> [Extracted data]:
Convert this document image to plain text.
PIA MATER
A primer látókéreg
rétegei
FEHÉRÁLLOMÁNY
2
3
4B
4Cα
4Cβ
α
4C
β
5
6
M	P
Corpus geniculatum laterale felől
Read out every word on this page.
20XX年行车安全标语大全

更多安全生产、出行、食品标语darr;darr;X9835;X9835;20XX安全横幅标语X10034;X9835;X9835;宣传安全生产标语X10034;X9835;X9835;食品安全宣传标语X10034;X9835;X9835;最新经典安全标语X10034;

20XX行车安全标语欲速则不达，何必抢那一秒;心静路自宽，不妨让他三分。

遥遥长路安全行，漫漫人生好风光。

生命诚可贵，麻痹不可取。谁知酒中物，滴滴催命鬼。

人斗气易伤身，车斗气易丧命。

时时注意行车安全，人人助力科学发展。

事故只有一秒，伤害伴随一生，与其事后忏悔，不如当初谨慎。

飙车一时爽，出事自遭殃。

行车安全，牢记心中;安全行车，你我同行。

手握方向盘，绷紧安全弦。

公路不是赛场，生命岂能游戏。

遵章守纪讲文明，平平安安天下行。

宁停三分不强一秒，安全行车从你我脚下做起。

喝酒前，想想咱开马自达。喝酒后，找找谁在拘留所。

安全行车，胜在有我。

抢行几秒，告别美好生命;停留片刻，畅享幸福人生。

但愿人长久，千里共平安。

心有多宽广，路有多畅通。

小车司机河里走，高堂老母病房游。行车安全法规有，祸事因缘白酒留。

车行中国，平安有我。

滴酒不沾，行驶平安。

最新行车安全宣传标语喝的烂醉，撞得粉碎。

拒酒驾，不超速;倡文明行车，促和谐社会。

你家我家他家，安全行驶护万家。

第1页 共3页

> [What you are asked to do]: Repeat every line of the data, exactly and in full.

> [In response]:
Convert this document image to plain text.
PIA MATER
A primer látókéreg
rétegei
FEHÉRÁLLOMÁNY
2
3
4B
4Cα
4Cβ
α
4C
β
5
6
M	P
Corpus geniculatum laterale felől
Read out every word on this page.
20XX年行车安全标语大全

更多安全生产、出行、食品标语darr;darr;X9835;X9835;20XX安全横幅标语X10034;X9835;X9835;宣传安全生产标语X10034;X9835;X9835;食品安全宣传标语X10034;X9835;X9835;最新经典安全标语X10034;

20XX行车安全标语欲速则不达，何必抢那一秒;心静路自宽，不妨让他三分。

遥遥长路安全行，漫漫人生好风光。

生命诚可贵，麻痹不可取。谁知酒中物，滴滴催命鬼。

人斗气易伤身，车斗气易丧命。

时时注意行车安全，人人助力科学发展。

事故只有一秒，伤害伴随一生，与其事后忏悔，不如当初谨慎。

飙车一时爽，出事自遭殃。

行车安全，牢记心中;安全行车，你我同行。

手握方向盘，绷紧安全弦。

公路不是赛场，生命岂能游戏。

遵章守纪讲文明，平平安安天下行。

宁停三分不强一秒，安全行车从你我脚下做起。

喝酒前，想想咱开马自达。喝酒后，找找谁在拘留所。

安全行车，胜在有我。

抢行几秒，告别美好生命;停留片刻，畅享幸福人生。

但愿人长久，千里共平安。

心有多宽广，路有多畅通。

小车司机河里走，高堂老母病房游。行车安全法规有，祸事因缘白酒留。

车行中国，平安有我。

滴酒不沾，行驶平安。

最新行车安全宣传标语喝的烂醉，撞得粉碎。

拒酒驾，不超速;倡文明行车，促和谐社会。

你家我家他家，安全行驶护万家。

第1页 共3页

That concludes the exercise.